Stored rows:
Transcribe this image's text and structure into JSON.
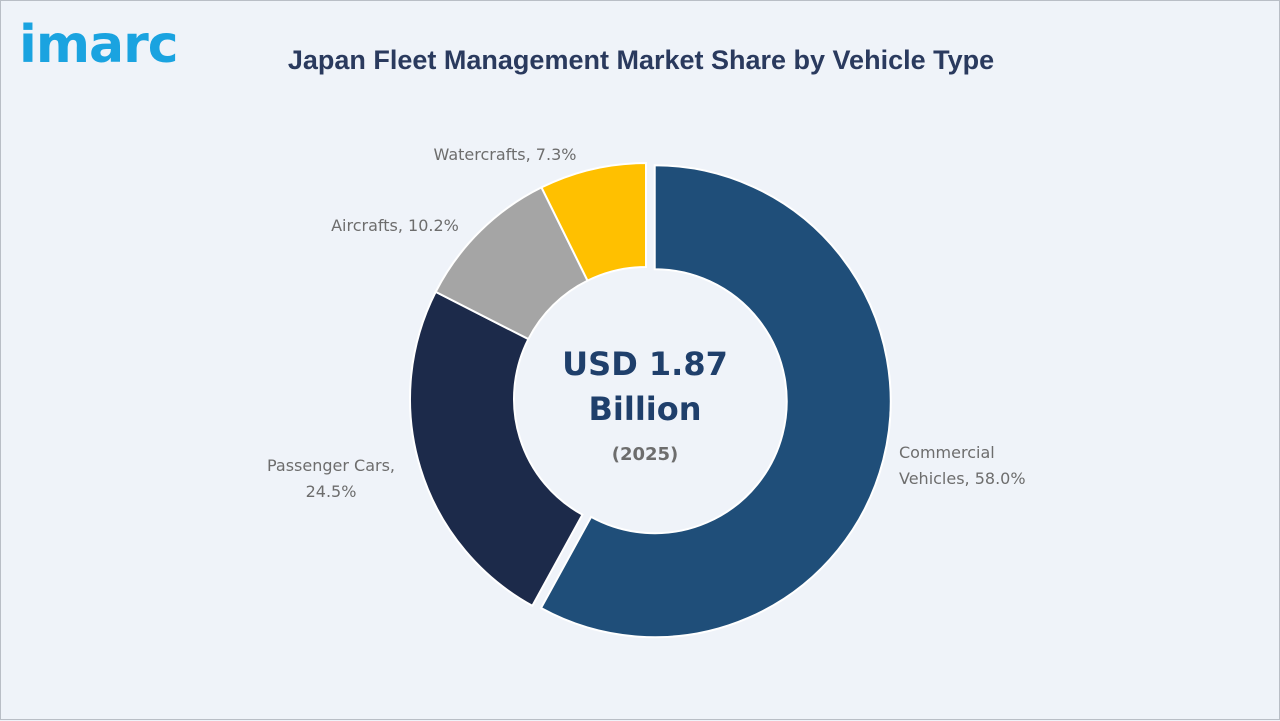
{
  "brand": {
    "logo_text": "imarc",
    "logo_color": "#1aa3e0"
  },
  "chart_data": {
    "type": "pie",
    "variant": "donut",
    "title": "Japan Fleet Management Market Share by Vehicle Type",
    "center_text": {
      "line1": "USD 1.87",
      "line2": "Billion",
      "line3": "(2025)"
    },
    "slices": [
      {
        "label": "Commercial Vehicles, 58.0%",
        "label_lines": [
          "Commercial",
          "Vehicles, 58.0%"
        ],
        "value": 58.0,
        "color": "#1f4e79",
        "exploded": true
      },
      {
        "label": "Passenger Cars, 24.5%",
        "label_lines": [
          "Passenger Cars,",
          "24.5%"
        ],
        "value": 24.5,
        "color": "#1c2a4a",
        "exploded": false
      },
      {
        "label": "Aircrafts, 10.2%",
        "label_lines": [
          "Aircrafts, 10.2%"
        ],
        "value": 10.2,
        "color": "#a5a5a5",
        "exploded": false
      },
      {
        "label": "Watercrafts, 7.3%",
        "label_lines": [
          "Watercrafts, 7.3%"
        ],
        "value": 7.3,
        "color": "#ffc000",
        "exploded": false
      }
    ]
  }
}
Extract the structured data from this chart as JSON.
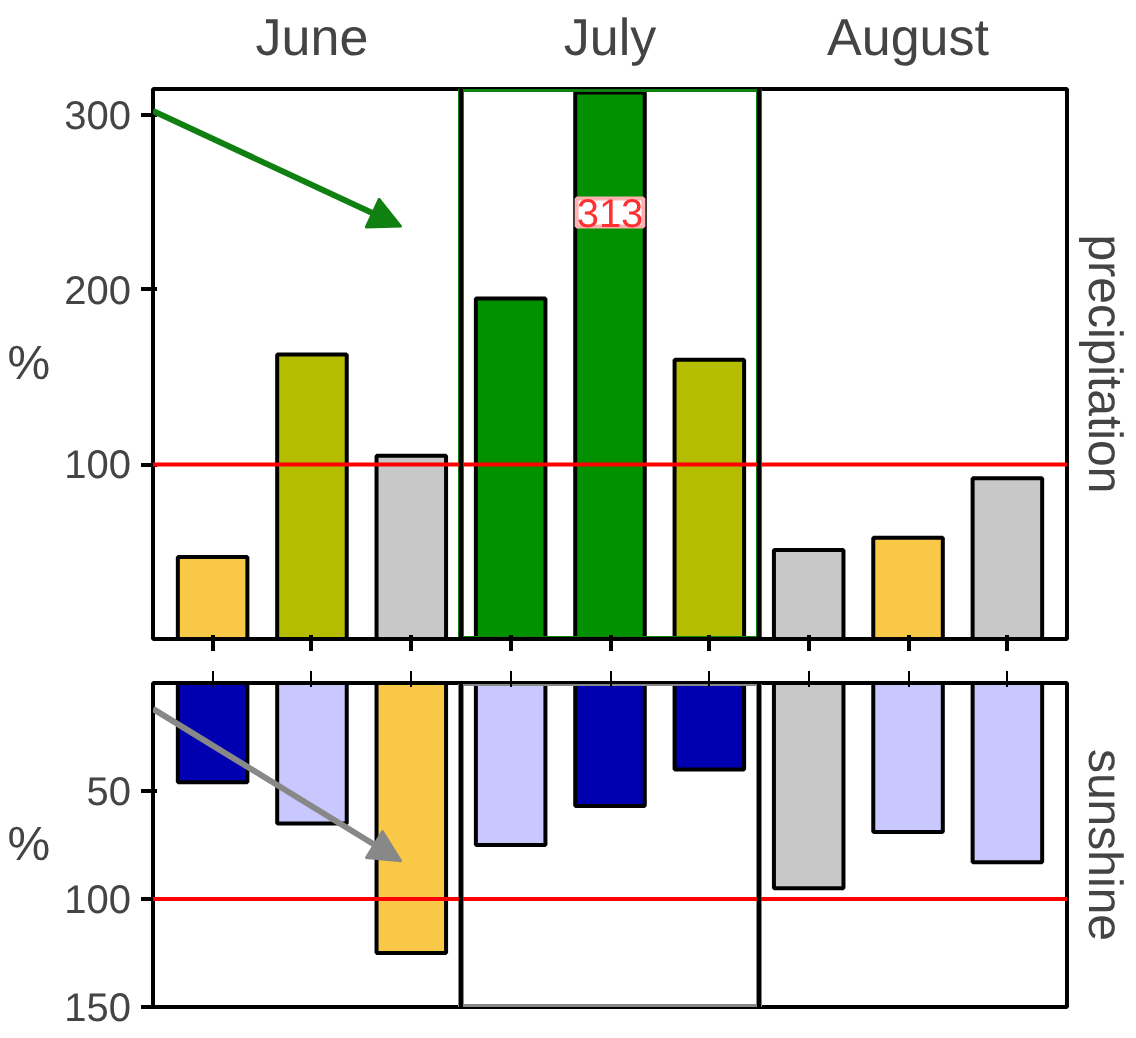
{
  "chart_data": [
    {
      "type": "bar",
      "categories": [
        null,
        null,
        null,
        null,
        null,
        null,
        null,
        null,
        null
      ],
      "annotations": [
        "June",
        "July",
        "August"
      ],
      "ylabel": "%",
      "y2label": "precipitation",
      "values": [
        47,
        163,
        105,
        195,
        313,
        160,
        51,
        58,
        92
      ],
      "colors": [
        "#f9c846",
        "#b5bd00",
        "#c8c8c8",
        "#009000",
        "#009000",
        "#b5bd00",
        "#c8c8c8",
        "#f9c846",
        "#c8c8c8"
      ],
      "value_labels": [
        null,
        null,
        null,
        null,
        "313",
        null,
        null,
        null,
        null
      ],
      "ylim": [
        0,
        315
      ],
      "yticks": [
        100,
        200,
        300
      ],
      "tick_labels": "y",
      "grid": false,
      "ref_lines": [
        {
          "axis": "y",
          "value": 100,
          "color": "#ff0000"
        }
      ]
    },
    {
      "type": "bar",
      "categories": [
        null,
        null,
        null,
        null,
        null,
        null,
        null,
        null,
        null
      ],
      "ylabel": "%",
      "y2label": "sunshine",
      "values": [
        46,
        65,
        125,
        75,
        57,
        40,
        95,
        69,
        83
      ],
      "colors": [
        "#0000b0",
        "#c8c8ff",
        "#f9c846",
        "#c8c8ff",
        "#0000b0",
        "#0000b0",
        "#c8c8c8",
        "#c8c8ff",
        "#c8c8ff"
      ],
      "ylim": [
        150,
        0
      ],
      "yticks": [
        50,
        100,
        150
      ],
      "tick_labels": "y",
      "grid": false,
      "ref_lines": [
        {
          "axis": "y",
          "value": 100,
          "color": "#ff0000"
        }
      ]
    }
  ]
}
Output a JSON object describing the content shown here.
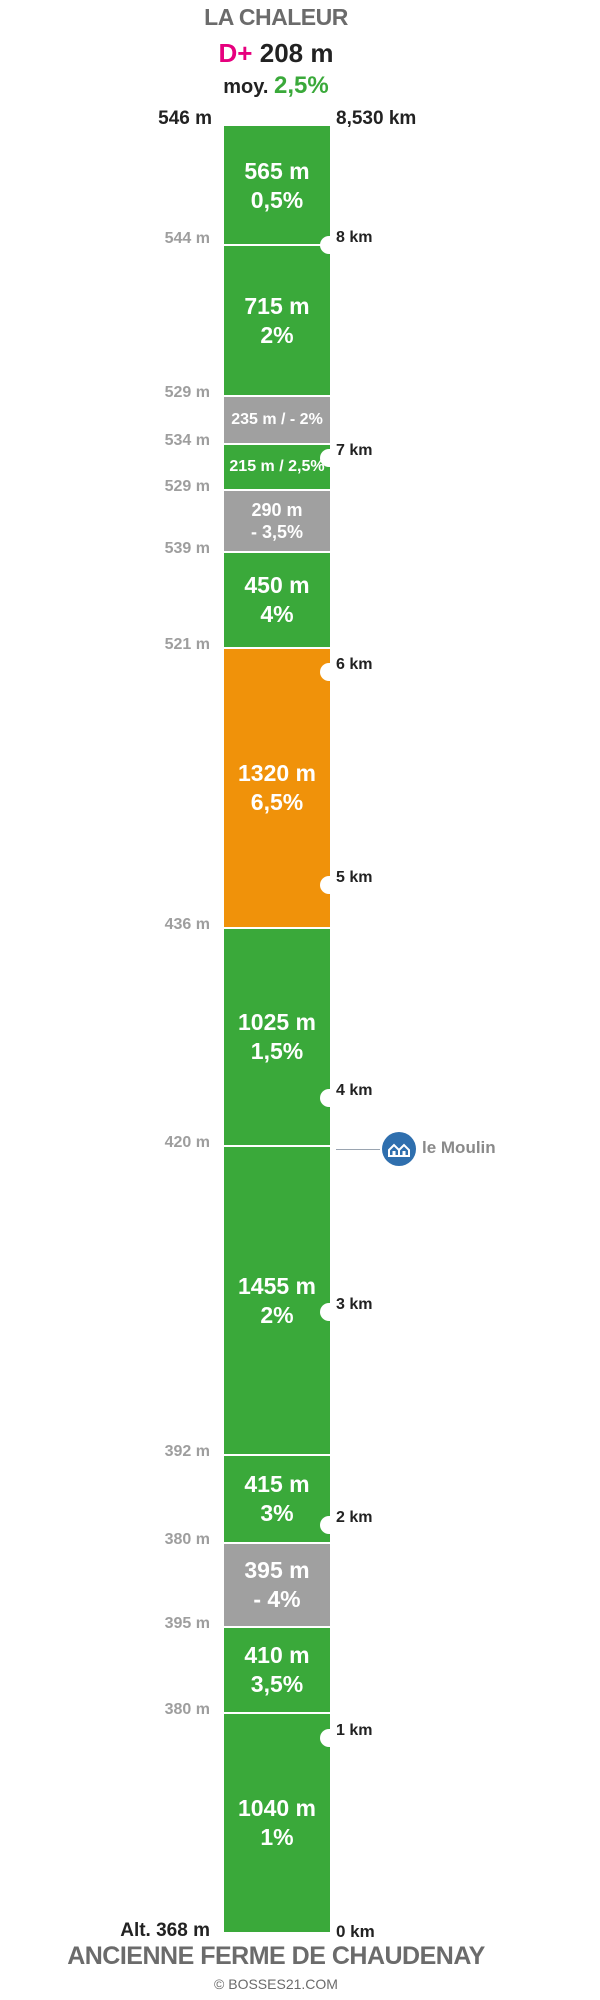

Problem: Give back every line exactly as it stands, pictures excluded.

Solution to this task:
Transcribe this image's text and structure into JSON.
{
  "brand": {
    "logo_text": "imarc",
    "logo_color": "#1aa3e0"
  },
  "chart_data": {
    "type": "pie",
    "variant": "donut",
    "title": "Japan Fleet Management Market Share by Vehicle Type",
    "center_text": {
      "line1": "USD 1.87",
      "line2": "Billion",
      "line3": "(2025)"
    },
    "slices": [
      {
        "label": "Commercial Vehicles, 58.0%",
        "label_lines": [
          "Commercial",
          "Vehicles, 58.0%"
        ],
        "value": 58.0,
        "color": "#1f4e79",
        "exploded": true
      },
      {
        "label": "Passenger Cars, 24.5%",
        "label_lines": [
          "Passenger Cars,",
          "24.5%"
        ],
        "value": 24.5,
        "color": "#1c2a4a",
        "exploded": false
      },
      {
        "label": "Aircrafts, 10.2%",
        "label_lines": [
          "Aircrafts, 10.2%"
        ],
        "value": 10.2,
        "color": "#a5a5a5",
        "exploded": false
      },
      {
        "label": "Watercrafts, 7.3%",
        "label_lines": [
          "Watercrafts, 7.3%"
        ],
        "value": 7.3,
        "color": "#ffc000",
        "exploded": false
      }
    ]
  }
}
Extract the structured data from this chart as JSON.
{
  "chart_data": [
    {
      "type": "bar",
      "categories": [
        null,
        null,
        null,
        null,
        null,
        null,
        null,
        null,
        null
      ],
      "annotations": [
        "June",
        "July",
        "August"
      ],
      "ylabel": "%",
      "y2label": "precipitation",
      "values": [
        47,
        163,
        105,
        195,
        313,
        160,
        51,
        58,
        92
      ],
      "colors": [
        "#f9c846",
        "#b5bd00",
        "#c8c8c8",
        "#009000",
        "#009000",
        "#b5bd00",
        "#c8c8c8",
        "#f9c846",
        "#c8c8c8"
      ],
      "value_labels": [
        null,
        null,
        null,
        null,
        "313",
        null,
        null,
        null,
        null
      ],
      "ylim": [
        0,
        315
      ],
      "yticks": [
        100,
        200,
        300
      ],
      "tick_labels": "y",
      "grid": false,
      "ref_lines": [
        {
          "axis": "y",
          "value": 100,
          "color": "#ff0000"
        }
      ]
    },
    {
      "type": "bar",
      "categories": [
        null,
        null,
        null,
        null,
        null,
        null,
        null,
        null,
        null
      ],
      "ylabel": "%",
      "y2label": "sunshine",
      "values": [
        46,
        65,
        125,
        75,
        57,
        40,
        95,
        69,
        83
      ],
      "colors": [
        "#0000b0",
        "#c8c8ff",
        "#f9c846",
        "#c8c8ff",
        "#0000b0",
        "#0000b0",
        "#c8c8c8",
        "#c8c8ff",
        "#c8c8ff"
      ],
      "ylim": [
        150,
        0
      ],
      "yticks": [
        50,
        100,
        150
      ],
      "tick_labels": "y",
      "grid": false,
      "ref_lines": [
        {
          "axis": "y",
          "value": 100,
          "color": "#ff0000"
        }
      ]
    }
  ]
}
Output a JSON object describing the content shown here.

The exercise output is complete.